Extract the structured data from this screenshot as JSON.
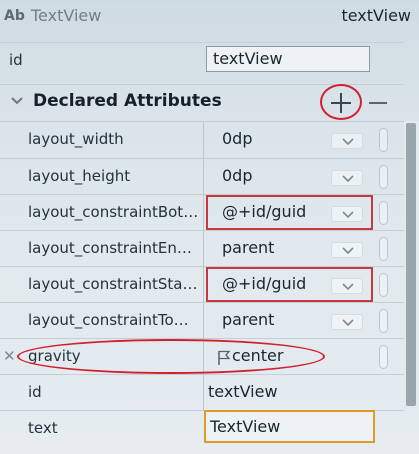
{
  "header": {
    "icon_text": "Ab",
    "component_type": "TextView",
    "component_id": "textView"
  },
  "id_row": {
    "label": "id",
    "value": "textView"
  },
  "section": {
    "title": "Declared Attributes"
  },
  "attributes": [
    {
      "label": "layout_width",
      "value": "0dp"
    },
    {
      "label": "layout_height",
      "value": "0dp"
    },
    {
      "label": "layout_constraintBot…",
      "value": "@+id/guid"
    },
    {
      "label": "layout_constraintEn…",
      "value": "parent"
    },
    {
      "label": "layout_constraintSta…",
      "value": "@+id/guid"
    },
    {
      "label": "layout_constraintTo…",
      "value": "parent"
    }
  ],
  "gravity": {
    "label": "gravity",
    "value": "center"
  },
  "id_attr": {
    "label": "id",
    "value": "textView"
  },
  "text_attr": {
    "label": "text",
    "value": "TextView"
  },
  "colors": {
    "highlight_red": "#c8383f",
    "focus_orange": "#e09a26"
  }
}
- - - -
# [Required work]
Give an exact reproduction of every line, leaving out any picture.

# [In response]
Extract the structured data from this screenshot as JSON.
{
  "header": {
    "icon_text": "Ab",
    "component_type": "TextView",
    "component_id": "textView"
  },
  "id_row": {
    "label": "id",
    "value": "textView"
  },
  "section": {
    "title": "Declared Attributes"
  },
  "attributes": [
    {
      "label": "layout_width",
      "value": "0dp"
    },
    {
      "label": "layout_height",
      "value": "0dp"
    },
    {
      "label": "layout_constraintBot…",
      "value": "@+id/guid"
    },
    {
      "label": "layout_constraintEn…",
      "value": "parent"
    },
    {
      "label": "layout_constraintSta…",
      "value": "@+id/guid"
    },
    {
      "label": "layout_constraintTo…",
      "value": "parent"
    }
  ],
  "gravity": {
    "label": "gravity",
    "value": "center"
  },
  "id_attr": {
    "label": "id",
    "value": "textView"
  },
  "text_attr": {
    "label": "text",
    "value": "TextView"
  },
  "colors": {
    "highlight_red": "#c8383f",
    "focus_orange": "#e09a26"
  }
}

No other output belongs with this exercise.